[BEGIN]

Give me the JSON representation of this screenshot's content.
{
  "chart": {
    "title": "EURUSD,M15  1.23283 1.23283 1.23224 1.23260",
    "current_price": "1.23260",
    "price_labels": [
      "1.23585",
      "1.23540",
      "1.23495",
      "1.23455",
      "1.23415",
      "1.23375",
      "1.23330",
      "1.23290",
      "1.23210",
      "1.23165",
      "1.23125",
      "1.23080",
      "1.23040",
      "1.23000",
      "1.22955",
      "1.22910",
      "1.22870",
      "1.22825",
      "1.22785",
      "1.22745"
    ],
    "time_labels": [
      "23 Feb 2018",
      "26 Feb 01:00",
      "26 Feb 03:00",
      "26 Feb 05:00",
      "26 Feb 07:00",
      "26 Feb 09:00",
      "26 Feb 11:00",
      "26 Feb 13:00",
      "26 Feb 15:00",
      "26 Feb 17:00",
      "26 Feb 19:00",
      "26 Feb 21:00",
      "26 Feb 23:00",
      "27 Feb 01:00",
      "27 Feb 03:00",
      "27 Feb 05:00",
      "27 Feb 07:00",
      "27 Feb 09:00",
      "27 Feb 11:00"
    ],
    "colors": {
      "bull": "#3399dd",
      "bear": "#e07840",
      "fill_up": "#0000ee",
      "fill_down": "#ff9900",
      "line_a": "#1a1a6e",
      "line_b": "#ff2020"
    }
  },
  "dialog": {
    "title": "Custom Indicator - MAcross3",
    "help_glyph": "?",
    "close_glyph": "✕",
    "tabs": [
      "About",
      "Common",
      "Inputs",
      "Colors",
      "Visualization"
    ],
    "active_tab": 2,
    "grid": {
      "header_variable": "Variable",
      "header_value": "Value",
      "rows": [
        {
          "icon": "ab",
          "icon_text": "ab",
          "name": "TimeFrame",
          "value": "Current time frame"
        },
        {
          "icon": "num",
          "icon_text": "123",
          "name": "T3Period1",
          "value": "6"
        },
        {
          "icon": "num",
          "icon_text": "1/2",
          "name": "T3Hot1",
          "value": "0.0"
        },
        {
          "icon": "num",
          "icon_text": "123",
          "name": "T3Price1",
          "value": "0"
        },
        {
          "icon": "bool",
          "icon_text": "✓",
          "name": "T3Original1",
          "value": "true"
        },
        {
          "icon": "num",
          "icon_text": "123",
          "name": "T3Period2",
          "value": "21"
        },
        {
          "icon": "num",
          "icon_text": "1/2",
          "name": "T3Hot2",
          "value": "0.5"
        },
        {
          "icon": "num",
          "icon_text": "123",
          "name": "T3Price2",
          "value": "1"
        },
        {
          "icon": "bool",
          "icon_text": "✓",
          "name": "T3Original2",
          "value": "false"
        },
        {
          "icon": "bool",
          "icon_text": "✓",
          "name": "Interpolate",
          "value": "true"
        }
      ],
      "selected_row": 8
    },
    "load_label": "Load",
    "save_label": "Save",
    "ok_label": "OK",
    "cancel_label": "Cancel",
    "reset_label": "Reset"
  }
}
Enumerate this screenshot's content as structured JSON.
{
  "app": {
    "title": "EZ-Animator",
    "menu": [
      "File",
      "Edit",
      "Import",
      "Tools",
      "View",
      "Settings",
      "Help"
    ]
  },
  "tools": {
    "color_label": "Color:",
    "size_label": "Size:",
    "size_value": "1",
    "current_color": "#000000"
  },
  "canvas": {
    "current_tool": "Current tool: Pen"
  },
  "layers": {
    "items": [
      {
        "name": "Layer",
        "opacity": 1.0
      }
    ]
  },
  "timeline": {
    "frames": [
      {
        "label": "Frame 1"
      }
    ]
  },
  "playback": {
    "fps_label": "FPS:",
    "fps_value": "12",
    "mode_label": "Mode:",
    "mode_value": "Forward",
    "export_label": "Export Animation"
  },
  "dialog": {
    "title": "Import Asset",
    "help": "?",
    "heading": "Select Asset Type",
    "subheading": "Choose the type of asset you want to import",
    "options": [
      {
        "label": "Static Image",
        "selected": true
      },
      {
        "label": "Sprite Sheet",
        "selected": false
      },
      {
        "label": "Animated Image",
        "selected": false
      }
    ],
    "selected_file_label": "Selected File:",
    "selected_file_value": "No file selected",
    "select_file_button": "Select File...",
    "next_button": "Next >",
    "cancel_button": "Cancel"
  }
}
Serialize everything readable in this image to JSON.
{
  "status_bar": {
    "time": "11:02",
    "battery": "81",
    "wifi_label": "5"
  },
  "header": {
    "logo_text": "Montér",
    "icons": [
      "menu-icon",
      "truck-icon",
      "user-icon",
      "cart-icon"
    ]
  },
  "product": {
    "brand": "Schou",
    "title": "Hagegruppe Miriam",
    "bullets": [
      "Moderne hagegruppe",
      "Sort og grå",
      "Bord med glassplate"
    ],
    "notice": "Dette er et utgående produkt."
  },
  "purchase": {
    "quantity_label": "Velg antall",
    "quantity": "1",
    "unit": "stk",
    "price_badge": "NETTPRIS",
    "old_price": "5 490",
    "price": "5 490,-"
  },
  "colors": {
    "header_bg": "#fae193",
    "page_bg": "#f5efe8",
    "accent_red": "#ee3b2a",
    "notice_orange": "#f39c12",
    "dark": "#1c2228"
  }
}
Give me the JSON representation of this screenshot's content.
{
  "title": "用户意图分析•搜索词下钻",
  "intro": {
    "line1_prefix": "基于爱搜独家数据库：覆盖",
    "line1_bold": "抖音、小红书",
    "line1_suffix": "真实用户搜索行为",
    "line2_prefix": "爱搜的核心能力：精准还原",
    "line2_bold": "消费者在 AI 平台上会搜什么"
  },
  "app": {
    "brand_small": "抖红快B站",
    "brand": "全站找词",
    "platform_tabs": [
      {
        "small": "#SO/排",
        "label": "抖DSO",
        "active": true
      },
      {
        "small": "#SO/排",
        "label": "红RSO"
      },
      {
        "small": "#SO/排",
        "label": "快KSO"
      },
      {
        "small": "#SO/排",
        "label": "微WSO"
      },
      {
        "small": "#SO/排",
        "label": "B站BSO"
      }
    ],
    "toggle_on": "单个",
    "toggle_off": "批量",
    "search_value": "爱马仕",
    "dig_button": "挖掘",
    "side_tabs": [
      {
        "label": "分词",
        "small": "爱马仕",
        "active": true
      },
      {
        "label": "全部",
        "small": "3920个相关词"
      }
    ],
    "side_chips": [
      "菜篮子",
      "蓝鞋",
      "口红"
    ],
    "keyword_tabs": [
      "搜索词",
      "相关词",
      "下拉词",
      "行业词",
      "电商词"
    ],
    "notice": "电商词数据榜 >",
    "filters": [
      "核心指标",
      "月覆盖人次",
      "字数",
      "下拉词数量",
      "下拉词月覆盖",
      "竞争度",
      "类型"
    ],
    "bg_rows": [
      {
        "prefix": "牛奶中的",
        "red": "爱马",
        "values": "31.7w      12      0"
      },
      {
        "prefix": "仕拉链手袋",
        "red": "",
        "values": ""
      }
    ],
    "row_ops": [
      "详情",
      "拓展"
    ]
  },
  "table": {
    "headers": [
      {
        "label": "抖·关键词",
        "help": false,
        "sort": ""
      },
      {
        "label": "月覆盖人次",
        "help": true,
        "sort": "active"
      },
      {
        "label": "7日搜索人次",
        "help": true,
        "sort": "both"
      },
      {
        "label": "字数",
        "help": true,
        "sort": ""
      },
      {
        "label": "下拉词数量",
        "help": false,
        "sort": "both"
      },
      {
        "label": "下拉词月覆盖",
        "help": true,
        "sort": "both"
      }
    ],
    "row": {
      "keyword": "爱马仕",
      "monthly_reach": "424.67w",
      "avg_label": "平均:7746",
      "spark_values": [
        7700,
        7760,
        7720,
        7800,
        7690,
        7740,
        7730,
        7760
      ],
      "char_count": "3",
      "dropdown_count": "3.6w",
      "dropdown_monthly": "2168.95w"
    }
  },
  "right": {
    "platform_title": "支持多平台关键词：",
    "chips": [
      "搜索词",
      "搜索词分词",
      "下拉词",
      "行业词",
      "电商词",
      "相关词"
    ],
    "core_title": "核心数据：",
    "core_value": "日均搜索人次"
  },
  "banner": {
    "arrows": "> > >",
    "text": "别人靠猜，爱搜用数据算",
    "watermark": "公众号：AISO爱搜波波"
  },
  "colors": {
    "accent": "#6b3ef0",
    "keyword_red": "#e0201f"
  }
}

[END]

_OBJECTIVE_
Determine how many lines of the entries above carry the string "name", and give that number alone.

_TASK RESPONSE_
11